──────── Source material ────────

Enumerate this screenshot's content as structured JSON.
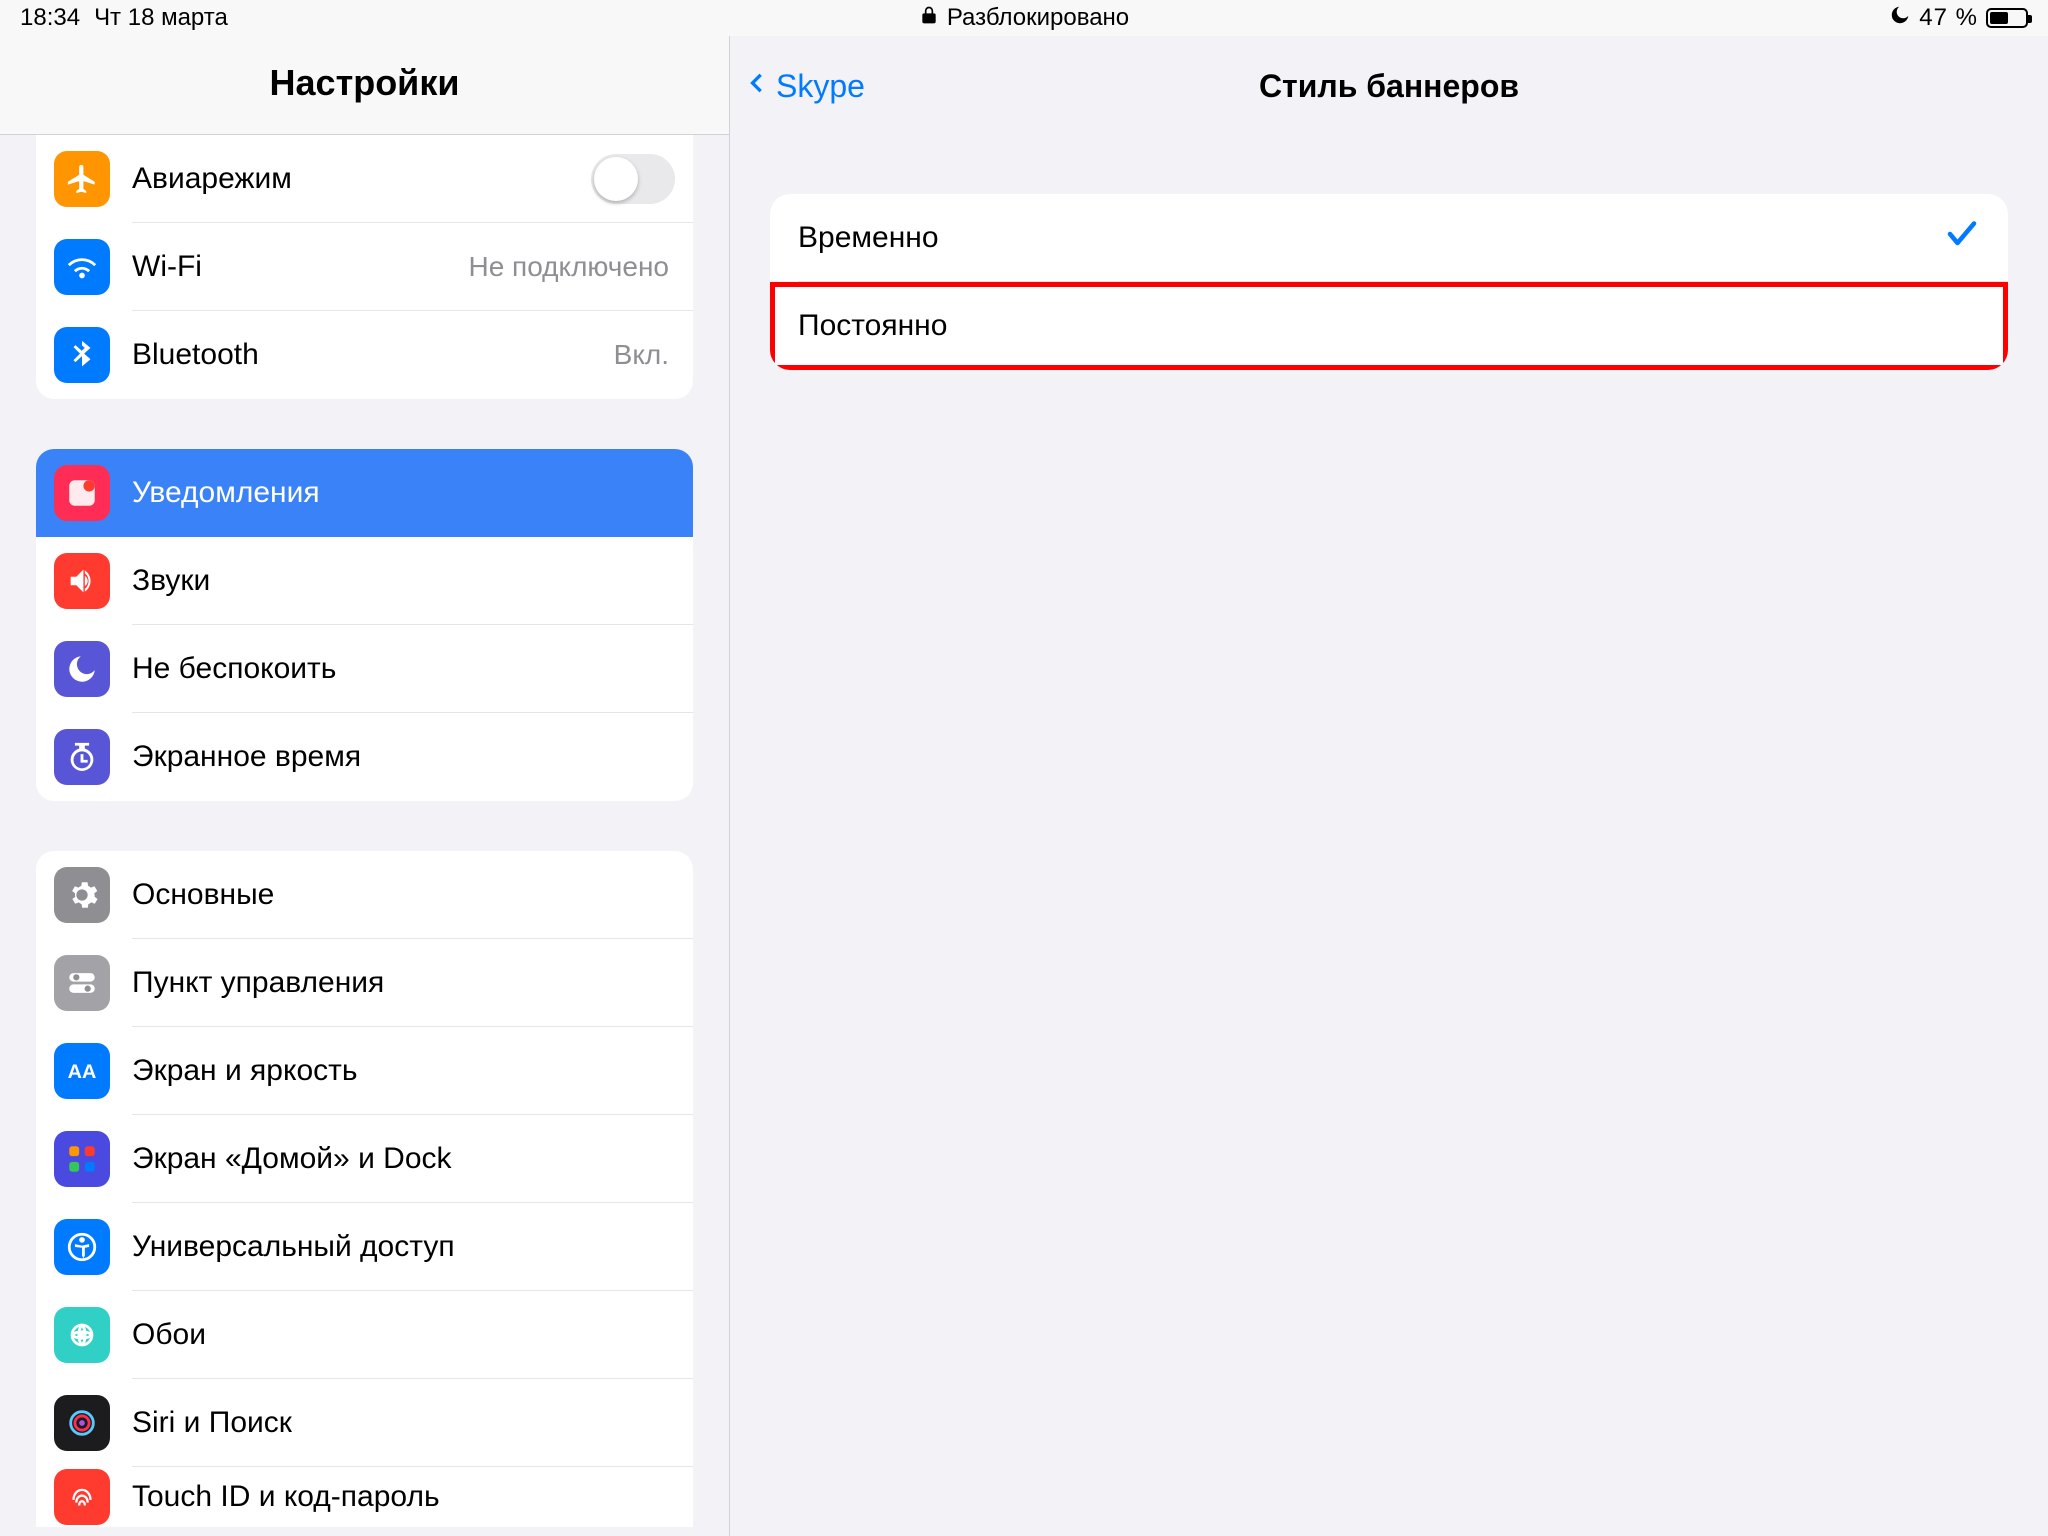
{
  "statusbar": {
    "time": "18:34",
    "date": "Чт 18 марта",
    "unlocked": "Разблокировано",
    "battery_text": "47 %"
  },
  "left": {
    "title": "Настройки",
    "group1": {
      "airplane": "Авиарежим",
      "wifi": "Wi-Fi",
      "wifi_detail": "Не подключено",
      "bluetooth": "Bluetooth",
      "bluetooth_detail": "Вкл."
    },
    "group2": {
      "notifications": "Уведомления",
      "sounds": "Звуки",
      "dnd": "Не беспокоить",
      "screentime": "Экранное время"
    },
    "group3": {
      "general": "Основные",
      "control": "Пункт управления",
      "display": "Экран и яркость",
      "home": "Экран «Домой» и Dock",
      "accessibility": "Универсальный доступ",
      "wallpaper": "Обои",
      "siri": "Siri и Поиск",
      "touchid": "Touch ID и код-пароль"
    }
  },
  "right": {
    "back": "Skype",
    "title": "Стиль баннеров",
    "option_temporary": "Временно",
    "option_persistent": "Постоянно"
  }
}
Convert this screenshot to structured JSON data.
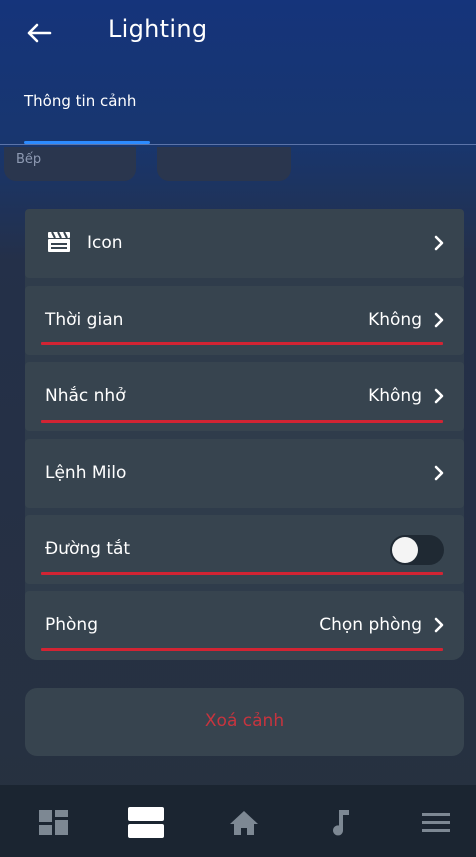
{
  "header": {
    "title": "Lighting",
    "back_icon": "arrow-left-icon"
  },
  "tabs": [
    {
      "label": "Thông tin cảnh",
      "active": true
    }
  ],
  "chips": [
    {
      "label": "Bếp"
    },
    {
      "label": ""
    }
  ],
  "rows": {
    "icon": {
      "label": "Icon",
      "icon": "clapperboard-icon"
    },
    "time": {
      "label": "Thời gian",
      "value": "Không"
    },
    "reminder": {
      "label": "Nhắc nhở",
      "value": "Không"
    },
    "milo": {
      "label": "Lệnh Milo"
    },
    "shortcut": {
      "label": "Đường tắt",
      "enabled": false
    },
    "room": {
      "label": "Phòng",
      "value": "Chọn phòng"
    }
  },
  "delete": {
    "label": "Xoá cảnh"
  },
  "bottom_nav": [
    {
      "icon": "dashboard-icon"
    },
    {
      "icon": "scenes-icon",
      "active": true
    },
    {
      "icon": "home-icon"
    },
    {
      "icon": "music-icon"
    },
    {
      "icon": "menu-icon"
    }
  ],
  "colors": {
    "accent": "#2c8bff",
    "danger": "#c7343e",
    "highlight": "#d22433"
  }
}
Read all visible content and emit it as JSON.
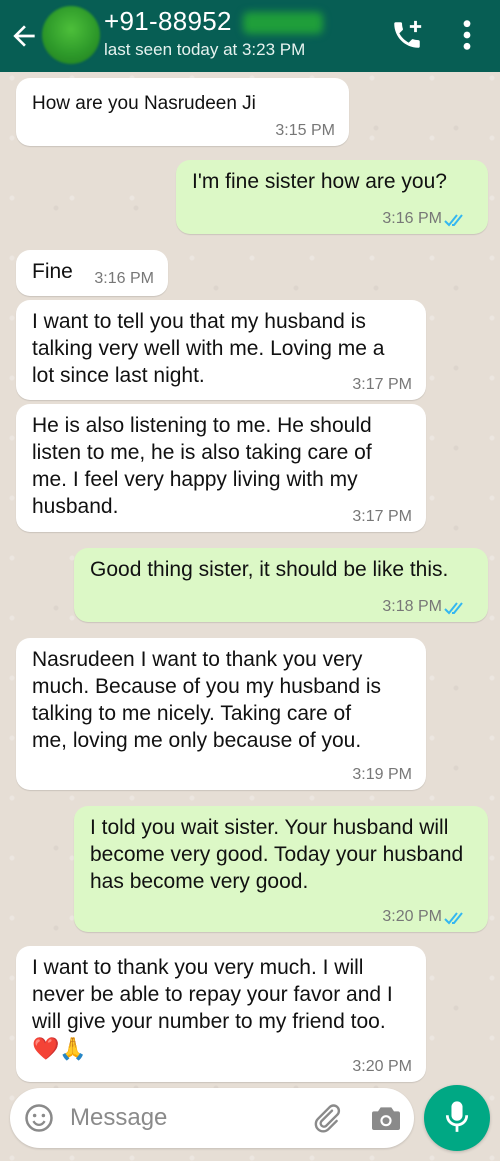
{
  "header": {
    "contact": "+91-88952",
    "status": "last seen today at 3:23 PM"
  },
  "messages": [
    {
      "dir": "in",
      "text": "How are you Nasrudeen Ji",
      "time": "3:15 PM"
    },
    {
      "dir": "out",
      "text": "I'm fine sister how are you?",
      "time": "3:16 PM",
      "read": true
    },
    {
      "dir": "in",
      "text": "Fine",
      "time": "3:16 PM"
    },
    {
      "dir": "in",
      "text": "I want to tell you that my husband is talking very well with me. Loving me a lot since last night.",
      "time": "3:17 PM"
    },
    {
      "dir": "in",
      "text": "He is also listening to me. He should listen to me, he is also taking care of me. I feel very happy living with my husband.",
      "time": "3:17 PM"
    },
    {
      "dir": "out",
      "text": "Good thing sister, it should be like this.",
      "time": "3:18 PM",
      "read": true
    },
    {
      "dir": "in",
      "text": "Nasrudeen I want to thank you very much. Because of you my husband is talking to me nicely. Taking care of me, loving me only because of you.",
      "time": "3:19 PM"
    },
    {
      "dir": "out",
      "text": "I told you wait sister.  Your husband will become very good.  Today your husband has become very good.",
      "time": "3:20 PM",
      "read": true
    },
    {
      "dir": "in",
      "text": "I want to thank you very much. I will never be able to repay your favor and I will give your number to my friend too.",
      "emoji": "❤️🙏",
      "time": "3:20 PM"
    }
  ],
  "composer": {
    "placeholder": "Message"
  },
  "colors": {
    "header": "#075e54",
    "incoming": "#ffffff",
    "outgoing": "#dcf8c6",
    "read_ticks": "#34b7f1",
    "mic_button": "#00a884"
  },
  "icons": [
    "back-arrow-icon",
    "add-call-icon",
    "more-options-icon",
    "emoji-icon",
    "attach-icon",
    "camera-icon",
    "mic-icon",
    "double-check-icon"
  ]
}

────────

- What to produce:
Look through the entries above and list every line containing "want".

- Output for this exercise:
      "text": "I want to tell you that my husband is talking very well with me. Loving me a lot since last night.",
      "text": "Nasrudeen I want to thank you very much. Because of you my husband is talking to me nicely. Taking care of me, loving me only because of you.",
      "text": "I want to thank you very much. I will never be able to repay your favor and I will give your number to my friend too.",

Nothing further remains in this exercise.